__GIVEN PROBLEM__
Copy each line in the data that includes the word "الأصل".

* Start DATA FOR THE TASK *

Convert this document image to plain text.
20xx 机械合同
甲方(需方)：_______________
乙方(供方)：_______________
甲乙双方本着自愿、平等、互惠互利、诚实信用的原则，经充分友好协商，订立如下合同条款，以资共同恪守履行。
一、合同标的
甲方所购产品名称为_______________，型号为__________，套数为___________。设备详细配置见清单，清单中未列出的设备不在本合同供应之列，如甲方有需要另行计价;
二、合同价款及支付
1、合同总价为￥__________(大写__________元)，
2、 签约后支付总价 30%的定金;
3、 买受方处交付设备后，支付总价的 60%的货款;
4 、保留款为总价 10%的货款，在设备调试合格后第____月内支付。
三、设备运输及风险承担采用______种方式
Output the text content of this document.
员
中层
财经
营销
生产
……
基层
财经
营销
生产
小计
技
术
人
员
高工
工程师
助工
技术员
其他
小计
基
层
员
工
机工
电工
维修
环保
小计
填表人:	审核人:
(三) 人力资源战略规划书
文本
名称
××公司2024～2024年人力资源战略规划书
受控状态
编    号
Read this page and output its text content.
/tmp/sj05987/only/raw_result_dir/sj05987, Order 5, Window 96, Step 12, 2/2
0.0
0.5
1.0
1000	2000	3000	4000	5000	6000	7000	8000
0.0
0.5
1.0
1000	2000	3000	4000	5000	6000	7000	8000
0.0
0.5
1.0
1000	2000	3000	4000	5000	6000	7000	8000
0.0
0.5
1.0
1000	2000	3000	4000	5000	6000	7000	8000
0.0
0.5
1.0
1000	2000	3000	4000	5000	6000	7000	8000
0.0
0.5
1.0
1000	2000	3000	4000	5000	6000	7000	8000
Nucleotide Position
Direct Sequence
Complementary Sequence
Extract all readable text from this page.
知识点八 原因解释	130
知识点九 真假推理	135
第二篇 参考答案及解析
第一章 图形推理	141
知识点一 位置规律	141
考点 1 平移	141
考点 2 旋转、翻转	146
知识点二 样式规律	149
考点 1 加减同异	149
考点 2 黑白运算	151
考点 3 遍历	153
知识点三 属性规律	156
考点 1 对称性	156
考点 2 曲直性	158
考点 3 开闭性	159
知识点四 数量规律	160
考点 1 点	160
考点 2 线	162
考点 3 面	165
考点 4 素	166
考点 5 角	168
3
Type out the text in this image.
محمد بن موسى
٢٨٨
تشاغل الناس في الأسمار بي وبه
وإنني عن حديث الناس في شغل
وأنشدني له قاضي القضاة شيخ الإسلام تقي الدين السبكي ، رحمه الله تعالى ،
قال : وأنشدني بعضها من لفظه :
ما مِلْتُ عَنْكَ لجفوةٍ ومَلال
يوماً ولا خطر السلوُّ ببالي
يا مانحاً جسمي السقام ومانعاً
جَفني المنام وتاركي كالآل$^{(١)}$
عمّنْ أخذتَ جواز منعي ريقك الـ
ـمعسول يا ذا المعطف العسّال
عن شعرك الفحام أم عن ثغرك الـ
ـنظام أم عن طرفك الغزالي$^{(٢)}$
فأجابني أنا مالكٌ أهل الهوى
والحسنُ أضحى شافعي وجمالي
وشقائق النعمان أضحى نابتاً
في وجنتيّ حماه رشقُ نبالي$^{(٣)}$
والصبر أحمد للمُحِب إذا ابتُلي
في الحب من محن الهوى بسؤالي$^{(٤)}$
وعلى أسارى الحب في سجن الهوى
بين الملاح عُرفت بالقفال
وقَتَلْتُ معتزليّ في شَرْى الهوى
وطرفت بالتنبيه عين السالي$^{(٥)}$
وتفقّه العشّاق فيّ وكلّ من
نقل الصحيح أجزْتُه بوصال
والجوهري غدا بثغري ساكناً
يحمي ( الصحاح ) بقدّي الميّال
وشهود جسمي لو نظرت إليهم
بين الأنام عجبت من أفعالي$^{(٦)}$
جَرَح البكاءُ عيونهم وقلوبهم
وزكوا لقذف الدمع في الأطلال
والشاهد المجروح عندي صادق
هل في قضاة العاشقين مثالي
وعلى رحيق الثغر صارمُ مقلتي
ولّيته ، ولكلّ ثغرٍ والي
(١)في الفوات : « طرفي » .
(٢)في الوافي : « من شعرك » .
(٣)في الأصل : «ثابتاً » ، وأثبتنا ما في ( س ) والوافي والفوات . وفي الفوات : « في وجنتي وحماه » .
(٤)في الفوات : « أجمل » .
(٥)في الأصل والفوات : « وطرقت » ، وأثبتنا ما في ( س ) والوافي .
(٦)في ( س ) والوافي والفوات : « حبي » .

* End DATA FOR THE TASK *

__EXPECTED OUTPUT__
(٣)في الأصل : «ثابتاً » ، وأثبتنا ما في ( س ) والوافي والفوات . وفي الفوات : « في وجنتي وحماه » .
(٥)في الأصل والفوات : « وطرقت » ، وأثبتنا ما في ( س ) والوافي .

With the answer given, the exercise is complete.